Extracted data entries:
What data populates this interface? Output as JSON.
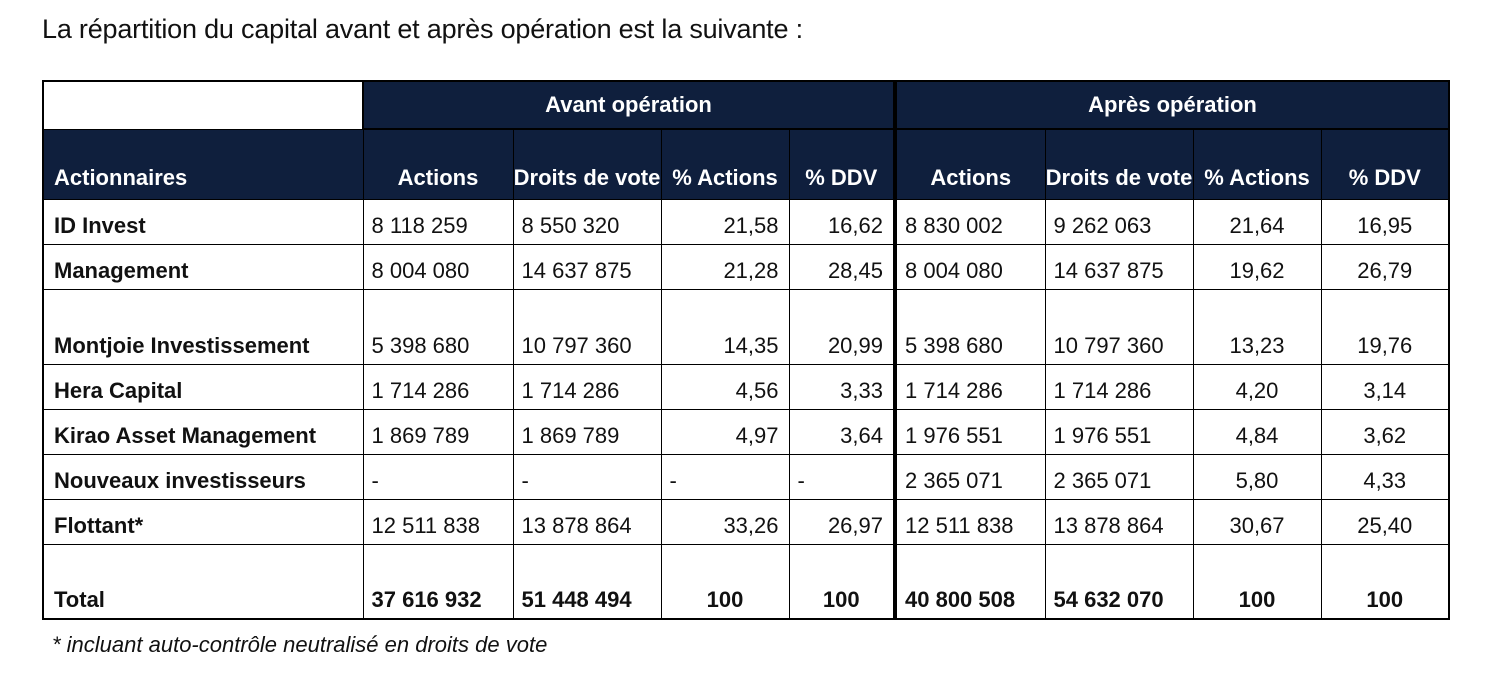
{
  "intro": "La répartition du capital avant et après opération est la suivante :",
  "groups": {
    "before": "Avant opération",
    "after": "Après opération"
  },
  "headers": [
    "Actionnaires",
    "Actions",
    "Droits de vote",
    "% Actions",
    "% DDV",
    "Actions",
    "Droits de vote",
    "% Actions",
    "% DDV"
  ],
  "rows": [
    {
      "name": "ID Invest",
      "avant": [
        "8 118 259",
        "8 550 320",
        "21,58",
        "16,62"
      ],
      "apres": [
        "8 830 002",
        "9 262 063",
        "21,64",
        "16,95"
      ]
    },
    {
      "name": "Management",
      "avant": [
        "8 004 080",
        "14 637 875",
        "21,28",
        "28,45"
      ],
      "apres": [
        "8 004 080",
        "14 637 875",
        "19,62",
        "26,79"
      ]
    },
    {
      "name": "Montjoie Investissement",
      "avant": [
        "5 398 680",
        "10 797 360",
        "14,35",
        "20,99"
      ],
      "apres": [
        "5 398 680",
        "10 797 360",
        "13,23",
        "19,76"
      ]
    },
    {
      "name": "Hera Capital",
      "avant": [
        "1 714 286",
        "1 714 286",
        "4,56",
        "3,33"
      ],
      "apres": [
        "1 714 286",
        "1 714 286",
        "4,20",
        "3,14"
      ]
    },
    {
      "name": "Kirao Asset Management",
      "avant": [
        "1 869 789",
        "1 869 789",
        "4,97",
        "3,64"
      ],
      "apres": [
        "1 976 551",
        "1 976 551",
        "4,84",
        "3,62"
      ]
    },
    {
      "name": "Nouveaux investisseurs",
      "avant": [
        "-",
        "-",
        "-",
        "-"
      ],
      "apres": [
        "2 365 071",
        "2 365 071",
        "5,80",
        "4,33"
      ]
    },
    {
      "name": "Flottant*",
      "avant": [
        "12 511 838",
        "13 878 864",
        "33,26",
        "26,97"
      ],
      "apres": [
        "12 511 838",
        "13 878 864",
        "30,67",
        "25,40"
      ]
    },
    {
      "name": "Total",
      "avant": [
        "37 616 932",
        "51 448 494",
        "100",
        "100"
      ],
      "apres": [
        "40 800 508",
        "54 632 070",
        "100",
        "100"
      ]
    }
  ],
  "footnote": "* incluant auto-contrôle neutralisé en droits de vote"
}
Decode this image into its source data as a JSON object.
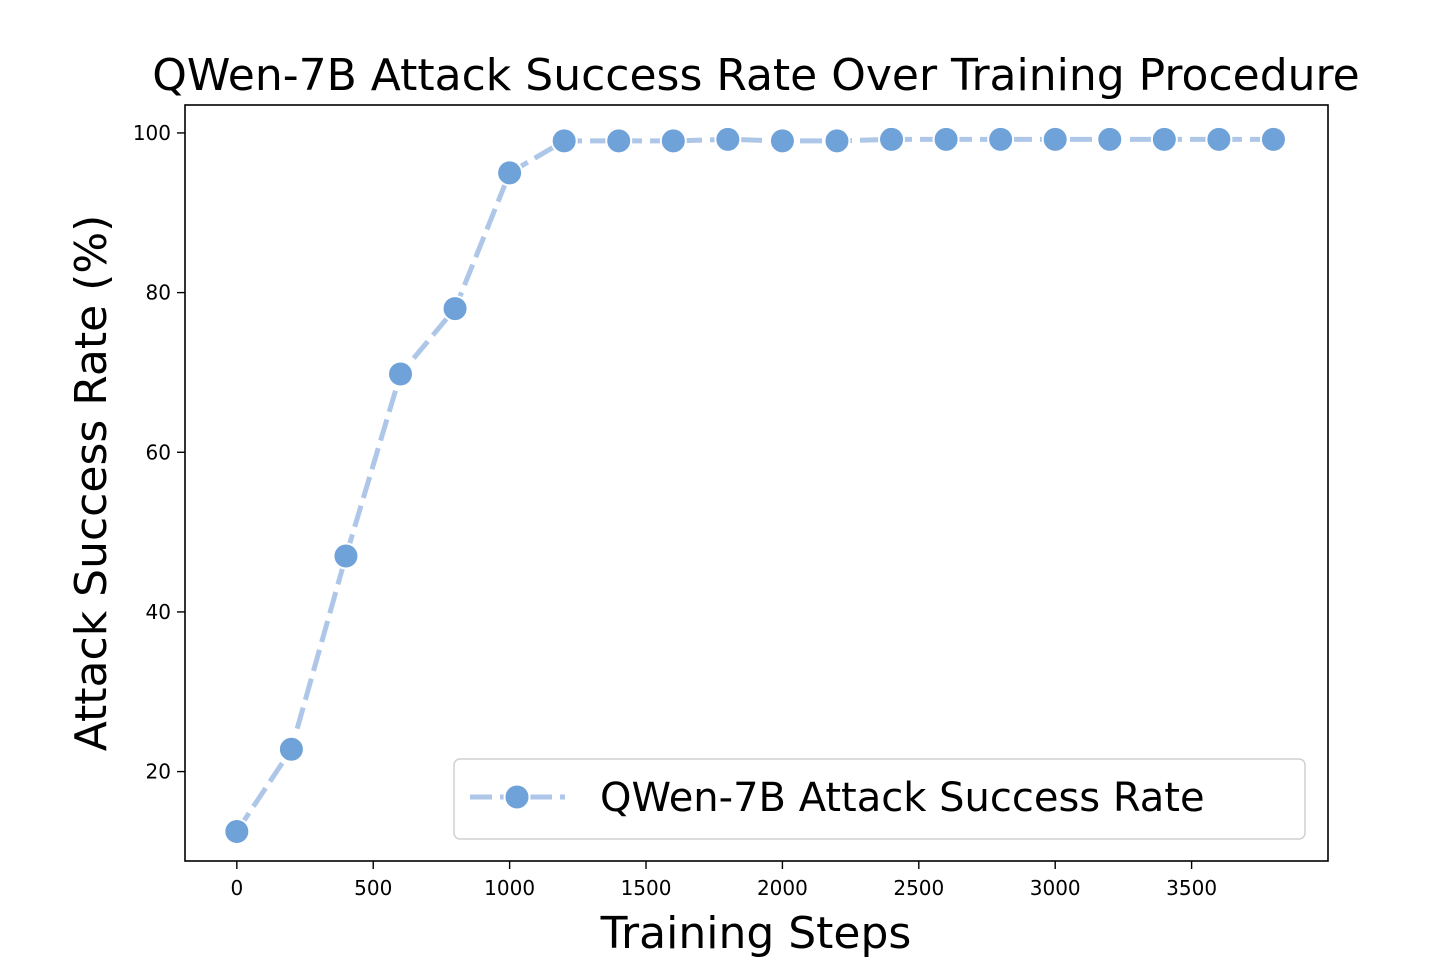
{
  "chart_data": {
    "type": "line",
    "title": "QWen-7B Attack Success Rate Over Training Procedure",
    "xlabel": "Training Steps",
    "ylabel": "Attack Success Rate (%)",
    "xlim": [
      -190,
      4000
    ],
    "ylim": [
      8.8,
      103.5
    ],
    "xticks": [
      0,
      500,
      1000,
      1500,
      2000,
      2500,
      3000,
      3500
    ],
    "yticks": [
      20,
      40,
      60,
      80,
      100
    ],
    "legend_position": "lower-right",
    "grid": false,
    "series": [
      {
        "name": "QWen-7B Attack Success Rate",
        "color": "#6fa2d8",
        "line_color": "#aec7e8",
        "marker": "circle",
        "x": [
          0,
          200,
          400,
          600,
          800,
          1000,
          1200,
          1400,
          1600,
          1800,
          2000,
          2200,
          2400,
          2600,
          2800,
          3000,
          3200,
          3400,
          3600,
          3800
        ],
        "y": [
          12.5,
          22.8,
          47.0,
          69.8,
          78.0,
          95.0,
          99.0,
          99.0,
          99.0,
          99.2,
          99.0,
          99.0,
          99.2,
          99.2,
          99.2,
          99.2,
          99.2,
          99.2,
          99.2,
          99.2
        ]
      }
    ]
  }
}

*Task brief*
Pull out and copy each line containing the string "Attack".

*Exercise output*
    "title": "QWen-7B Attack Success Rate Over Training Procedure",
    "ylabel": "Attack Success Rate (%)",
        "name": "QWen-7B Attack Success Rate",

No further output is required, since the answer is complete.